#### [Given entries]
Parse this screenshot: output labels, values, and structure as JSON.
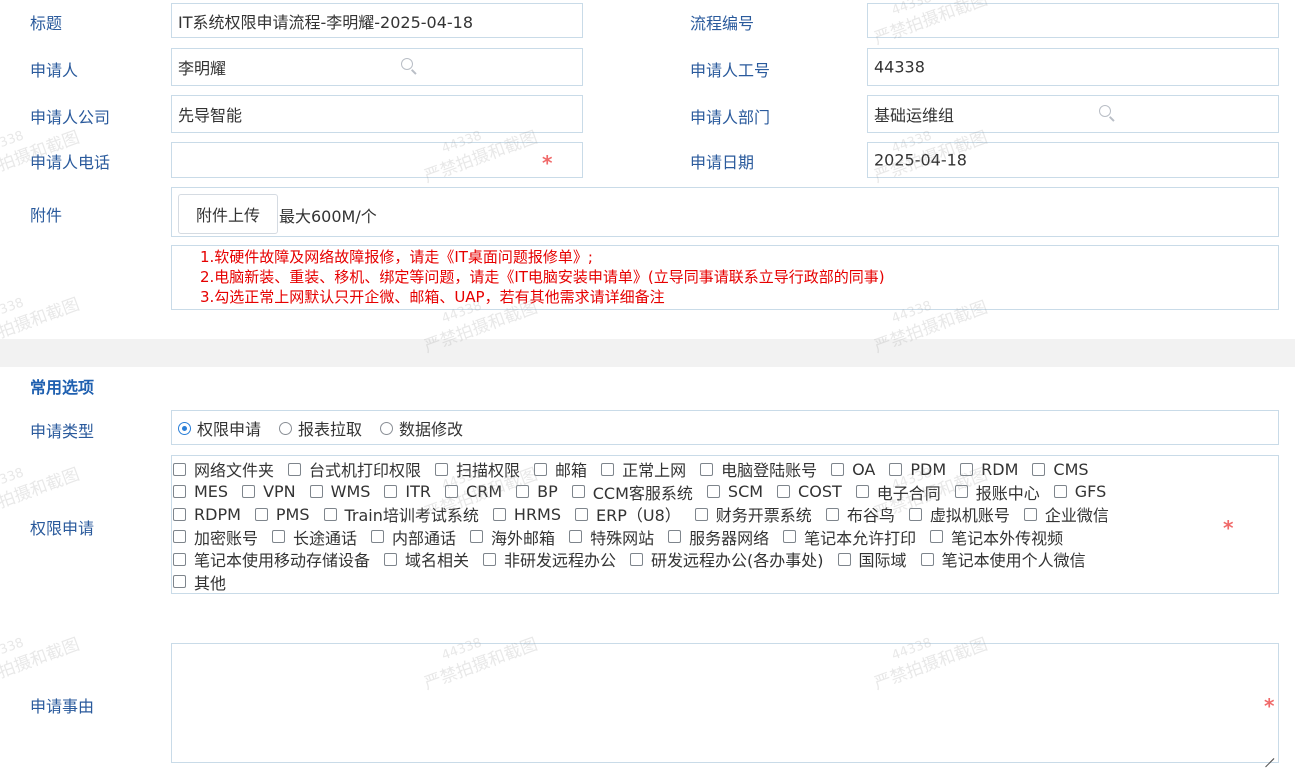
{
  "form": {
    "title": {
      "label": "标题",
      "value": "IT系统权限申请流程-李明耀-2025-04-18"
    },
    "flow_no": {
      "label": "流程编号",
      "value": ""
    },
    "applicant": {
      "label": "申请人",
      "value": "李明耀"
    },
    "employee_id": {
      "label": "申请人工号",
      "value": "44338"
    },
    "company": {
      "label": "申请人公司",
      "value": "先导智能"
    },
    "department": {
      "label": "申请人部门",
      "value": "基础运维组"
    },
    "phone": {
      "label": "申请人电话",
      "value": ""
    },
    "date": {
      "label": "申请日期",
      "value": "2025-04-18"
    },
    "attachment": {
      "label": "附件",
      "button": "附件上传",
      "hint": "最大600M/个"
    },
    "notes": [
      "1.软硬件故障及网络故障报修，请走《IT桌面问题报修单》;",
      "2.电脑新装、重装、移机、绑定等问题，请走《IT电脑安装申请单》(立导同事请联系立导行政部的同事)",
      "3.勾选正常上网默认只开企微、邮箱、UAP，若有其他需求请详细备注"
    ],
    "required_mark": "*"
  },
  "common": {
    "section_title": "常用选项",
    "apply_type": {
      "label": "申请类型",
      "options": [
        "权限申请",
        "报表拉取",
        "数据修改"
      ],
      "selected": 0
    },
    "permissions": {
      "label": "权限申请",
      "rows": [
        [
          "网络文件夹",
          "台式机打印权限",
          "扫描权限",
          "邮箱",
          "正常上网",
          "电脑登陆账号",
          "OA",
          "PDM",
          "RDM",
          "CMS"
        ],
        [
          "MES",
          "VPN",
          "WMS",
          "ITR",
          "CRM",
          "BP",
          "CCM客服系统",
          "SCM",
          "COST",
          "电子合同",
          "报账中心",
          "GFS"
        ],
        [
          "RDPM",
          "PMS",
          "Train培训考试系统",
          "HRMS",
          "ERP（U8）",
          "财务开票系统",
          "布谷鸟",
          "虚拟机账号",
          "企业微信"
        ],
        [
          "加密账号",
          "长途通话",
          "内部通话",
          "海外邮箱",
          "特殊网站",
          "服务器网络",
          "笔记本允许打印",
          "笔记本外传视频"
        ],
        [
          "笔记本使用移动存储设备",
          "域名相关",
          "非研发远程办公",
          "研发远程办公(各办事处)",
          "国际域",
          "笔记本使用个人微信"
        ],
        [
          "其他"
        ]
      ]
    },
    "reason": {
      "label": "申请事由",
      "value": ""
    }
  },
  "watermark": {
    "number": "44338",
    "text": "严禁拍摄和截图"
  },
  "colors": {
    "label": "#2a5a9c",
    "section": "#1f60b0",
    "required": "#f06a6a",
    "note": "#e60000",
    "border": "#c9dbe8"
  }
}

#### [Exercise objective]
Leave out the pictures and repeat everything else in the records exactly.

#### [Written reply]
Parse this screenshot: output labels, values, and structure as JSON.
{
  "form": {
    "title": {
      "label": "标题",
      "value": "IT系统权限申请流程-李明耀-2025-04-18"
    },
    "flow_no": {
      "label": "流程编号",
      "value": ""
    },
    "applicant": {
      "label": "申请人",
      "value": "李明耀"
    },
    "employee_id": {
      "label": "申请人工号",
      "value": "44338"
    },
    "company": {
      "label": "申请人公司",
      "value": "先导智能"
    },
    "department": {
      "label": "申请人部门",
      "value": "基础运维组"
    },
    "phone": {
      "label": "申请人电话",
      "value": ""
    },
    "date": {
      "label": "申请日期",
      "value": "2025-04-18"
    },
    "attachment": {
      "label": "附件",
      "button": "附件上传",
      "hint": "最大600M/个"
    },
    "notes": [
      "1.软硬件故障及网络故障报修，请走《IT桌面问题报修单》;",
      "2.电脑新装、重装、移机、绑定等问题，请走《IT电脑安装申请单》(立导同事请联系立导行政部的同事)",
      "3.勾选正常上网默认只开企微、邮箱、UAP，若有其他需求请详细备注"
    ],
    "required_mark": "*"
  },
  "common": {
    "section_title": "常用选项",
    "apply_type": {
      "label": "申请类型",
      "options": [
        "权限申请",
        "报表拉取",
        "数据修改"
      ],
      "selected": 0
    },
    "permissions": {
      "label": "权限申请",
      "rows": [
        [
          "网络文件夹",
          "台式机打印权限",
          "扫描权限",
          "邮箱",
          "正常上网",
          "电脑登陆账号",
          "OA",
          "PDM",
          "RDM",
          "CMS"
        ],
        [
          "MES",
          "VPN",
          "WMS",
          "ITR",
          "CRM",
          "BP",
          "CCM客服系统",
          "SCM",
          "COST",
          "电子合同",
          "报账中心",
          "GFS"
        ],
        [
          "RDPM",
          "PMS",
          "Train培训考试系统",
          "HRMS",
          "ERP（U8）",
          "财务开票系统",
          "布谷鸟",
          "虚拟机账号",
          "企业微信"
        ],
        [
          "加密账号",
          "长途通话",
          "内部通话",
          "海外邮箱",
          "特殊网站",
          "服务器网络",
          "笔记本允许打印",
          "笔记本外传视频"
        ],
        [
          "笔记本使用移动存储设备",
          "域名相关",
          "非研发远程办公",
          "研发远程办公(各办事处)",
          "国际域",
          "笔记本使用个人微信"
        ],
        [
          "其他"
        ]
      ]
    },
    "reason": {
      "label": "申请事由",
      "value": ""
    }
  },
  "watermark": {
    "number": "44338",
    "text": "严禁拍摄和截图"
  },
  "colors": {
    "label": "#2a5a9c",
    "section": "#1f60b0",
    "required": "#f06a6a",
    "note": "#e60000",
    "border": "#c9dbe8"
  }
}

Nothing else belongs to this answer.